DIRECTIONS FOR THIS TASK: Without including any images, reproduce each entry exactly.

SOURCE MATERIAL:
■ ■ ■ ■ ■

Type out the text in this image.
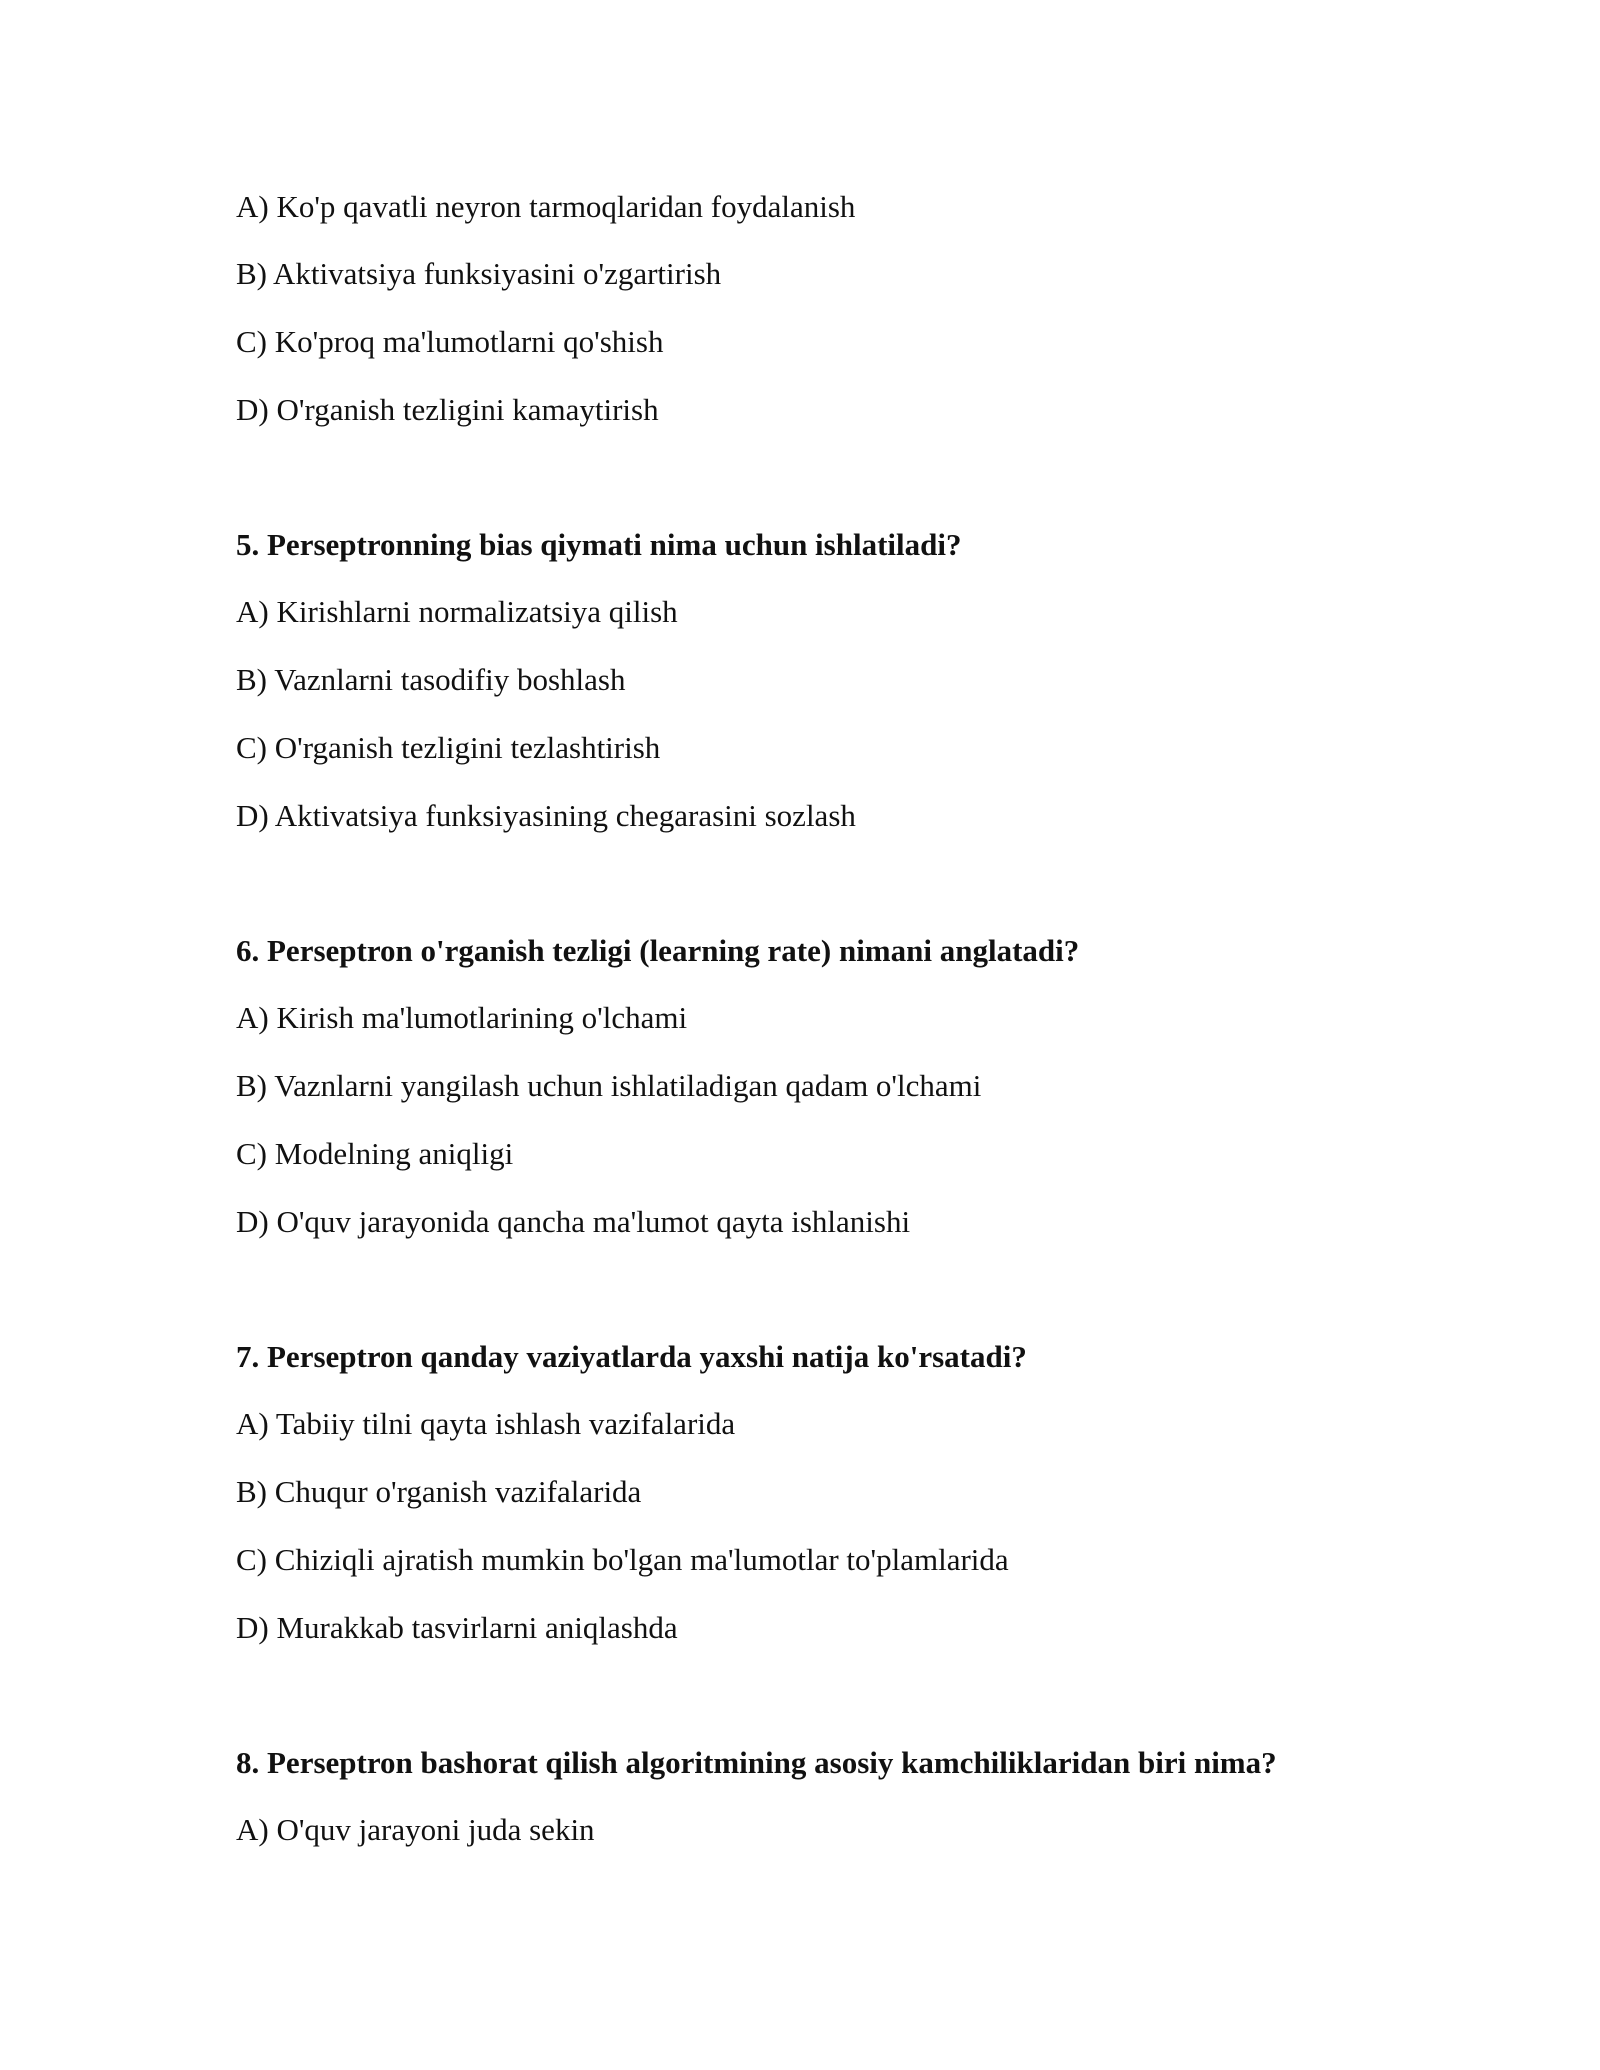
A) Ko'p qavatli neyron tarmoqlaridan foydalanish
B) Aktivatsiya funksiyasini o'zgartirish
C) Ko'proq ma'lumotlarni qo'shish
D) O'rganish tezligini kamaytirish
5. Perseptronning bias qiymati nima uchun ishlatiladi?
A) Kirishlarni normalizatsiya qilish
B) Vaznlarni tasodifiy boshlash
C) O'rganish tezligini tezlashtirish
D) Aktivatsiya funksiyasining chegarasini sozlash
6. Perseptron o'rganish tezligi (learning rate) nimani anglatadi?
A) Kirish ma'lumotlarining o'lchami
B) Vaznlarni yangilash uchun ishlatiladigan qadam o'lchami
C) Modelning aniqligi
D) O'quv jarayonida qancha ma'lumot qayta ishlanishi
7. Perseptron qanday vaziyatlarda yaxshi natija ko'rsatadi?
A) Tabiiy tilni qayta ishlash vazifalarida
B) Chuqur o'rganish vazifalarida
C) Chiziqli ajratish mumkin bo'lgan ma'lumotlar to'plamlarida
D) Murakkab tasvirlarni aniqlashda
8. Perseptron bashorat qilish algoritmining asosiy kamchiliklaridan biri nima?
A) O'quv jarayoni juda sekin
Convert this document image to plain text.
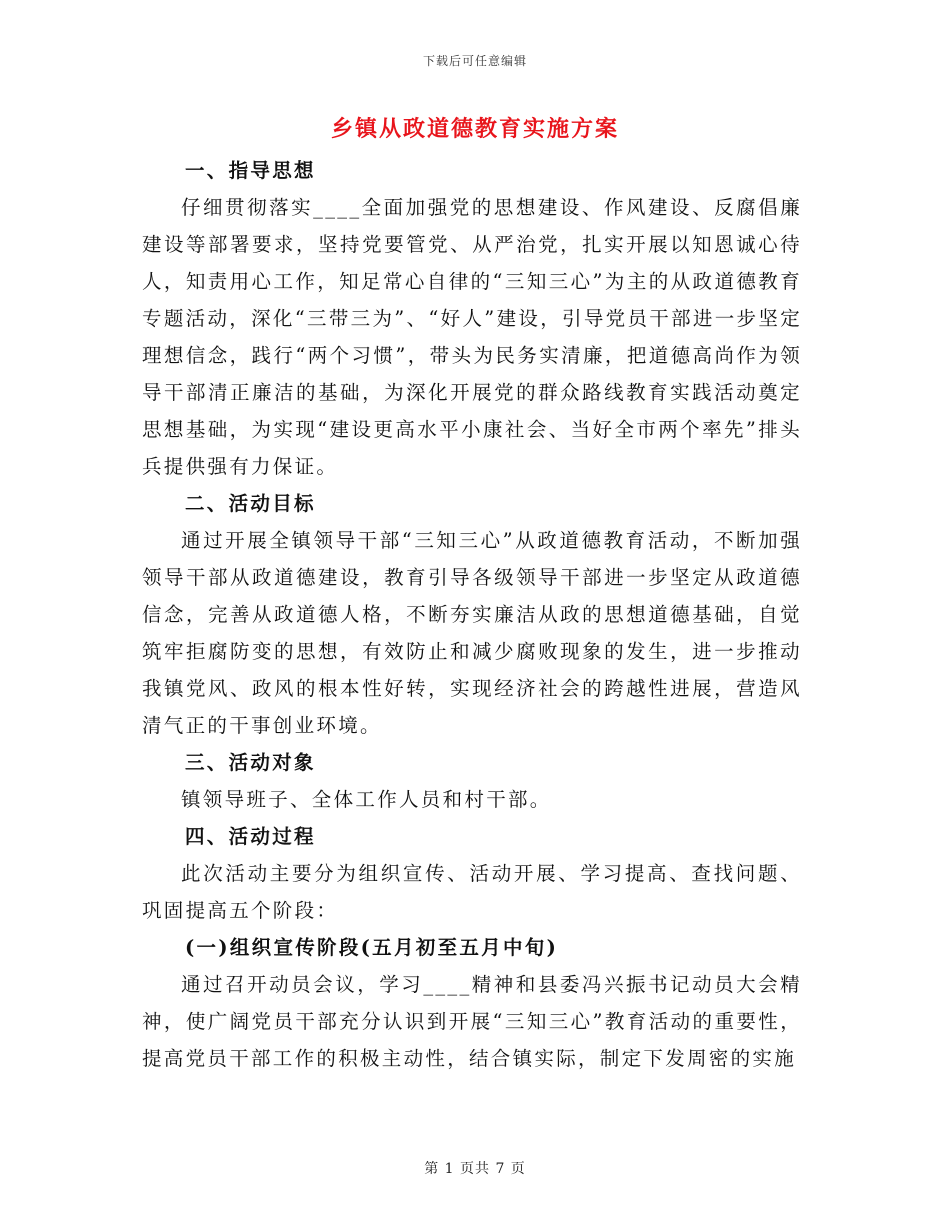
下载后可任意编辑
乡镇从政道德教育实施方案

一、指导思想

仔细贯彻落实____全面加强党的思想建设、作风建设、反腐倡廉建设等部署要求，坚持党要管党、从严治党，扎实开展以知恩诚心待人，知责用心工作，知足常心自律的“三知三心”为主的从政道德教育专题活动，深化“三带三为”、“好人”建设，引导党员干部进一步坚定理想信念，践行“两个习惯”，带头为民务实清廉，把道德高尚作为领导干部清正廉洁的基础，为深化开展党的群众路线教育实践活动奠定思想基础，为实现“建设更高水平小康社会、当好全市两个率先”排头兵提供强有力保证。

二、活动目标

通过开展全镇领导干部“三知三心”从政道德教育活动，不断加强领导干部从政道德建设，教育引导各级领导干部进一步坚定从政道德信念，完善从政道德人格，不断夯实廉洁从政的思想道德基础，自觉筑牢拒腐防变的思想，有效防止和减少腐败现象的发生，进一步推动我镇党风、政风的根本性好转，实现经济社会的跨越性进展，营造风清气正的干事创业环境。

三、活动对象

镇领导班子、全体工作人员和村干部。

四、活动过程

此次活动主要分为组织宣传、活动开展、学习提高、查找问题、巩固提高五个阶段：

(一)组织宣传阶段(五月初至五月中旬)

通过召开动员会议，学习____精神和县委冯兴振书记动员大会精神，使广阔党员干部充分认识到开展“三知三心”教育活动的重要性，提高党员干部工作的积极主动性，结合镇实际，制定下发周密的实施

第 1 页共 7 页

■ ■ ■ ■ ■

RESULT:
Type out the text in this image.
A) Ko'p qavatli neyron tarmoqlaridan foydalanish
B) Aktivatsiya funksiyasini o'zgartirish
C) Ko'proq ma'lumotlarni qo'shish
D) O'rganish tezligini kamaytirish
5. Perseptronning bias qiymati nima uchun ishlatiladi?
A) Kirishlarni normalizatsiya qilish
B) Vaznlarni tasodifiy boshlash
C) O'rganish tezligini tezlashtirish
D) Aktivatsiya funksiyasining chegarasini sozlash
6. Perseptron o'rganish tezligi (learning rate) nimani anglatadi?
A) Kirish ma'lumotlarining o'lchami
B) Vaznlarni yangilash uchun ishlatiladigan qadam o'lchami
C) Modelning aniqligi
D) O'quv jarayonida qancha ma'lumot qayta ishlanishi
7. Perseptron qanday vaziyatlarda yaxshi natija ko'rsatadi?
A) Tabiiy tilni qayta ishlash vazifalarida
B) Chuqur o'rganish vazifalarida
C) Chiziqli ajratish mumkin bo'lgan ma'lumotlar to'plamlarida
D) Murakkab tasvirlarni aniqlashda
8. Perseptron bashorat qilish algoritmining asosiy kamchiliklaridan biri nima?
A) O'quv jarayoni juda sekin
Convert this document image to plain text.
下载后可任意编辑
乡镇从政道德教育实施方案

一、指导思想

仔细贯彻落实____全面加强党的思想建设、作风建设、反腐倡廉建设等部署要求，坚持党要管党、从严治党，扎实开展以知恩诚心待人，知责用心工作，知足常心自律的“三知三心”为主的从政道德教育专题活动，深化“三带三为”、“好人”建设，引导党员干部进一步坚定理想信念，践行“两个习惯”，带头为民务实清廉，把道德高尚作为领导干部清正廉洁的基础，为深化开展党的群众路线教育实践活动奠定思想基础，为实现“建设更高水平小康社会、当好全市两个率先”排头兵提供强有力保证。

二、活动目标

通过开展全镇领导干部“三知三心”从政道德教育活动，不断加强领导干部从政道德建设，教育引导各级领导干部进一步坚定从政道德信念，完善从政道德人格，不断夯实廉洁从政的思想道德基础，自觉筑牢拒腐防变的思想，有效防止和减少腐败现象的发生，进一步推动我镇党风、政风的根本性好转，实现经济社会的跨越性进展，营造风清气正的干事创业环境。

三、活动对象

镇领导班子、全体工作人员和村干部。

四、活动过程

此次活动主要分为组织宣传、活动开展、学习提高、查找问题、巩固提高五个阶段：

(一)组织宣传阶段(五月初至五月中旬)

通过召开动员会议，学习____精神和县委冯兴振书记动员大会精神，使广阔党员干部充分认识到开展“三知三心”教育活动的重要性，提高党员干部工作的积极主动性，结合镇实际，制定下发周密的实施

第 1 页共 7 页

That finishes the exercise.